**Your instructions:** Copy every entry exactly.

□ □ □ □ □ □ □

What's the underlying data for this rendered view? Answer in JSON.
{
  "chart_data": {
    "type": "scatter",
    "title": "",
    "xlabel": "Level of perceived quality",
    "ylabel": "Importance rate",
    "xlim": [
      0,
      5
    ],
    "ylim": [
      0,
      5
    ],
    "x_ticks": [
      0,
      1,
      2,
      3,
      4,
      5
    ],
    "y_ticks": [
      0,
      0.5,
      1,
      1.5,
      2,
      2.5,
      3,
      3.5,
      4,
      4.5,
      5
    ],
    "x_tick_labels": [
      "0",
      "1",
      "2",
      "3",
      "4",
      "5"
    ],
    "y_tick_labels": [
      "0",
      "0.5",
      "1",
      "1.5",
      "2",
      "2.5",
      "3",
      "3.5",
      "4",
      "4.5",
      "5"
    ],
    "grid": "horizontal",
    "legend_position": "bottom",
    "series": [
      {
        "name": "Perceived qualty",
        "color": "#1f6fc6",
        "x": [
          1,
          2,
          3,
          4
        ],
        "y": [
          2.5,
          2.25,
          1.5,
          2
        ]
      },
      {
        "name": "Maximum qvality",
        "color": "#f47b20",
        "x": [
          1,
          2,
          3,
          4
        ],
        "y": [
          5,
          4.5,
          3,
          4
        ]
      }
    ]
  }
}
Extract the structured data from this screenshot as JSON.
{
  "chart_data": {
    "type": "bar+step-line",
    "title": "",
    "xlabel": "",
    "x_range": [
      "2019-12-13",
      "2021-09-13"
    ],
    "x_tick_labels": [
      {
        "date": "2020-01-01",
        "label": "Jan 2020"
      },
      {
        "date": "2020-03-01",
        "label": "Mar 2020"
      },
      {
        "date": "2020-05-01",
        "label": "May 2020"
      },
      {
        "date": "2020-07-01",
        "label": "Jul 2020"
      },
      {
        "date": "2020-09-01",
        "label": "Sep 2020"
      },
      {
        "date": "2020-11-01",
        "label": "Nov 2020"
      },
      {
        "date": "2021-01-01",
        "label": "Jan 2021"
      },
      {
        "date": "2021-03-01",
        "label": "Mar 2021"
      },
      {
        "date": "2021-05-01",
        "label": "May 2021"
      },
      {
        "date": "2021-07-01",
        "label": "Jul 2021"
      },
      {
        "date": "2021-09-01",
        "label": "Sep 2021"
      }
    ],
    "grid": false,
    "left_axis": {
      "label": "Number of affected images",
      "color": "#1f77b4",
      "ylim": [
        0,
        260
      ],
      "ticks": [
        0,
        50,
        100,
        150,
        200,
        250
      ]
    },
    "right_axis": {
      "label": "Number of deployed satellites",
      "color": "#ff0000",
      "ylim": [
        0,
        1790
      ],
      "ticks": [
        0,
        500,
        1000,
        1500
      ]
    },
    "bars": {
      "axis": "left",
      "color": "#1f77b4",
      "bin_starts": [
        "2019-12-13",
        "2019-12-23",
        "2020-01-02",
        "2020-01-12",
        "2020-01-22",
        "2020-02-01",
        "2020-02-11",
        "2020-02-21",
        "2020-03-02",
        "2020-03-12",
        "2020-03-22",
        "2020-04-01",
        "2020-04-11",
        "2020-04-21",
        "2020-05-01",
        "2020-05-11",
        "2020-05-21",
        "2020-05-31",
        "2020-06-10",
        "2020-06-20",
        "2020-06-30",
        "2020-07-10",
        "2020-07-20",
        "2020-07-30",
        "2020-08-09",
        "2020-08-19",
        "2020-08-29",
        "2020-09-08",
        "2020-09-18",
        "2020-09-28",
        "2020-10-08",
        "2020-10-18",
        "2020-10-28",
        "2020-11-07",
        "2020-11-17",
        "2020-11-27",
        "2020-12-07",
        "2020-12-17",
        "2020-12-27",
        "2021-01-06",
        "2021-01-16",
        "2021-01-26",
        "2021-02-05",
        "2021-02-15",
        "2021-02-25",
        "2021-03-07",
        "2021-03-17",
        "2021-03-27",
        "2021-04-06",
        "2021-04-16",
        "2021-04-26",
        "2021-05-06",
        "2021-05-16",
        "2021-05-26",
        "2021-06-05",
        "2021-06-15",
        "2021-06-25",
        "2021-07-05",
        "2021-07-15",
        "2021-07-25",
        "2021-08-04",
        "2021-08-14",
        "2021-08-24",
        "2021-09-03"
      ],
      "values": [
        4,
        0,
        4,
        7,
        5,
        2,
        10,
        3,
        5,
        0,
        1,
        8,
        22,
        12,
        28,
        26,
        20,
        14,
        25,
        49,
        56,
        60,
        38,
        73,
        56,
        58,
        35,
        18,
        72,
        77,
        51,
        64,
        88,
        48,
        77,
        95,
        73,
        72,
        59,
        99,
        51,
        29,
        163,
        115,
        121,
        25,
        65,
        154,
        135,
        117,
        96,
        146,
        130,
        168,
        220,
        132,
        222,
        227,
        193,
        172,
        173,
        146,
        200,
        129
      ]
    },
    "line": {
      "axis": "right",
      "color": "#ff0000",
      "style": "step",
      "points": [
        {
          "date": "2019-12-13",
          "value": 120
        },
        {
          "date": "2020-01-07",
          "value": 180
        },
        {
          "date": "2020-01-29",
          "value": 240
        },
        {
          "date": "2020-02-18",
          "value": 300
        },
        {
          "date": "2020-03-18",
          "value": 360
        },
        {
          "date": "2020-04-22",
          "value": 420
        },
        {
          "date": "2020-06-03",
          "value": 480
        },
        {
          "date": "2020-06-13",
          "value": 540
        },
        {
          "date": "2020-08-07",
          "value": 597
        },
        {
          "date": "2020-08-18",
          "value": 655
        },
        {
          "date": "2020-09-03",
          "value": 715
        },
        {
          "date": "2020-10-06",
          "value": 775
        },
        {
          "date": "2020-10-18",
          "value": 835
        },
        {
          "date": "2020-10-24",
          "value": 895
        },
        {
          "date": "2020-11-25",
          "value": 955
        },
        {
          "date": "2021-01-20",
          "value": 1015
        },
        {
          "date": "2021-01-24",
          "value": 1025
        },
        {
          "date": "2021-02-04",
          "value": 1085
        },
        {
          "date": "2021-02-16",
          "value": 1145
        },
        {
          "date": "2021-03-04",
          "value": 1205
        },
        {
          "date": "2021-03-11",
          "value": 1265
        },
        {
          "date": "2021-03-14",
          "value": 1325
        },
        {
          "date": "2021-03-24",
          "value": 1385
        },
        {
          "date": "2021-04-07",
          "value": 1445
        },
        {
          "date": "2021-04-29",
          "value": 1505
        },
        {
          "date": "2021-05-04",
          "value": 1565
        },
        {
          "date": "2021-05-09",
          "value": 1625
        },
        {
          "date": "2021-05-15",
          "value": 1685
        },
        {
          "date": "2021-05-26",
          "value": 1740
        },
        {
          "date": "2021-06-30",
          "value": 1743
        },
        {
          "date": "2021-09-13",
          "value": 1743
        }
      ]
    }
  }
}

□ □ □ □ □ □ □

**Final result:**
What's the underlying data for this rendered view? Answer in JSON.
{
  "chart_data": {
    "type": "scatter",
    "title": "",
    "xlabel": "Level of perceived quality",
    "ylabel": "Importance rate",
    "xlim": [
      0,
      5
    ],
    "ylim": [
      0,
      5
    ],
    "x_ticks": [
      0,
      1,
      2,
      3,
      4,
      5
    ],
    "y_ticks": [
      0,
      0.5,
      1,
      1.5,
      2,
      2.5,
      3,
      3.5,
      4,
      4.5,
      5
    ],
    "x_tick_labels": [
      "0",
      "1",
      "2",
      "3",
      "4",
      "5"
    ],
    "y_tick_labels": [
      "0",
      "0.5",
      "1",
      "1.5",
      "2",
      "2.5",
      "3",
      "3.5",
      "4",
      "4.5",
      "5"
    ],
    "grid": "horizontal",
    "legend_position": "bottom",
    "series": [
      {
        "name": "Perceived qualty",
        "color": "#1f6fc6",
        "x": [
          1,
          2,
          3,
          4
        ],
        "y": [
          2.5,
          2.25,
          1.5,
          2
        ]
      },
      {
        "name": "Maximum qvality",
        "color": "#f47b20",
        "x": [
          1,
          2,
          3,
          4
        ],
        "y": [
          5,
          4.5,
          3,
          4
        ]
      }
    ]
  }
}
Extract the structured data from this screenshot as JSON.
{
  "chart_data": {
    "type": "bar+step-line",
    "title": "",
    "xlabel": "",
    "x_range": [
      "2019-12-13",
      "2021-09-13"
    ],
    "x_tick_labels": [
      {
        "date": "2020-01-01",
        "label": "Jan 2020"
      },
      {
        "date": "2020-03-01",
        "label": "Mar 2020"
      },
      {
        "date": "2020-05-01",
        "label": "May 2020"
      },
      {
        "date": "2020-07-01",
        "label": "Jul 2020"
      },
      {
        "date": "2020-09-01",
        "label": "Sep 2020"
      },
      {
        "date": "2020-11-01",
        "label": "Nov 2020"
      },
      {
        "date": "2021-01-01",
        "label": "Jan 2021"
      },
      {
        "date": "2021-03-01",
        "label": "Mar 2021"
      },
      {
        "date": "2021-05-01",
        "label": "May 2021"
      },
      {
        "date": "2021-07-01",
        "label": "Jul 2021"
      },
      {
        "date": "2021-09-01",
        "label": "Sep 2021"
      }
    ],
    "grid": false,
    "left_axis": {
      "label": "Number of affected images",
      "color": "#1f77b4",
      "ylim": [
        0,
        260
      ],
      "ticks": [
        0,
        50,
        100,
        150,
        200,
        250
      ]
    },
    "right_axis": {
      "label": "Number of deployed satellites",
      "color": "#ff0000",
      "ylim": [
        0,
        1790
      ],
      "ticks": [
        0,
        500,
        1000,
        1500
      ]
    },
    "bars": {
      "axis": "left",
      "color": "#1f77b4",
      "bin_starts": [
        "2019-12-13",
        "2019-12-23",
        "2020-01-02",
        "2020-01-12",
        "2020-01-22",
        "2020-02-01",
        "2020-02-11",
        "2020-02-21",
        "2020-03-02",
        "2020-03-12",
        "2020-03-22",
        "2020-04-01",
        "2020-04-11",
        "2020-04-21",
        "2020-05-01",
        "2020-05-11",
        "2020-05-21",
        "2020-05-31",
        "2020-06-10",
        "2020-06-20",
        "2020-06-30",
        "2020-07-10",
        "2020-07-20",
        "2020-07-30",
        "2020-08-09",
        "2020-08-19",
        "2020-08-29",
        "2020-09-08",
        "2020-09-18",
        "2020-09-28",
        "2020-10-08",
        "2020-10-18",
        "2020-10-28",
        "2020-11-07",
        "2020-11-17",
        "2020-11-27",
        "2020-12-07",
        "2020-12-17",
        "2020-12-27",
        "2021-01-06",
        "2021-01-16",
        "2021-01-26",
        "2021-02-05",
        "2021-02-15",
        "2021-02-25",
        "2021-03-07",
        "2021-03-17",
        "2021-03-27",
        "2021-04-06",
        "2021-04-16",
        "2021-04-26",
        "2021-05-06",
        "2021-05-16",
        "2021-05-26",
        "2021-06-05",
        "2021-06-15",
        "2021-06-25",
        "2021-07-05",
        "2021-07-15",
        "2021-07-25",
        "2021-08-04",
        "2021-08-14",
        "2021-08-24",
        "2021-09-03"
      ],
      "values": [
        4,
        0,
        4,
        7,
        5,
        2,
        10,
        3,
        5,
        0,
        1,
        8,
        22,
        12,
        28,
        26,
        20,
        14,
        25,
        49,
        56,
        60,
        38,
        73,
        56,
        58,
        35,
        18,
        72,
        77,
        51,
        64,
        88,
        48,
        77,
        95,
        73,
        72,
        59,
        99,
        51,
        29,
        163,
        115,
        121,
        25,
        65,
        154,
        135,
        117,
        96,
        146,
        130,
        168,
        220,
        132,
        222,
        227,
        193,
        172,
        173,
        146,
        200,
        129
      ]
    },
    "line": {
      "axis": "right",
      "color": "#ff0000",
      "style": "step",
      "points": [
        {
          "date": "2019-12-13",
          "value": 120
        },
        {
          "date": "2020-01-07",
          "value": 180
        },
        {
          "date": "2020-01-29",
          "value": 240
        },
        {
          "date": "2020-02-18",
          "value": 300
        },
        {
          "date": "2020-03-18",
          "value": 360
        },
        {
          "date": "2020-04-22",
          "value": 420
        },
        {
          "date": "2020-06-03",
          "value": 480
        },
        {
          "date": "2020-06-13",
          "value": 540
        },
        {
          "date": "2020-08-07",
          "value": 597
        },
        {
          "date": "2020-08-18",
          "value": 655
        },
        {
          "date": "2020-09-03",
          "value": 715
        },
        {
          "date": "2020-10-06",
          "value": 775
        },
        {
          "date": "2020-10-18",
          "value": 835
        },
        {
          "date": "2020-10-24",
          "value": 895
        },
        {
          "date": "2020-11-25",
          "value": 955
        },
        {
          "date": "2021-01-20",
          "value": 1015
        },
        {
          "date": "2021-01-24",
          "value": 1025
        },
        {
          "date": "2021-02-04",
          "value": 1085
        },
        {
          "date": "2021-02-16",
          "value": 1145
        },
        {
          "date": "2021-03-04",
          "value": 1205
        },
        {
          "date": "2021-03-11",
          "value": 1265
        },
        {
          "date": "2021-03-14",
          "value": 1325
        },
        {
          "date": "2021-03-24",
          "value": 1385
        },
        {
          "date": "2021-04-07",
          "value": 1445
        },
        {
          "date": "2021-04-29",
          "value": 1505
        },
        {
          "date": "2021-05-04",
          "value": 1565
        },
        {
          "date": "2021-05-09",
          "value": 1625
        },
        {
          "date": "2021-05-15",
          "value": 1685
        },
        {
          "date": "2021-05-26",
          "value": 1740
        },
        {
          "date": "2021-06-30",
          "value": 1743
        },
        {
          "date": "2021-09-13",
          "value": 1743
        }
      ]
    }
  }
}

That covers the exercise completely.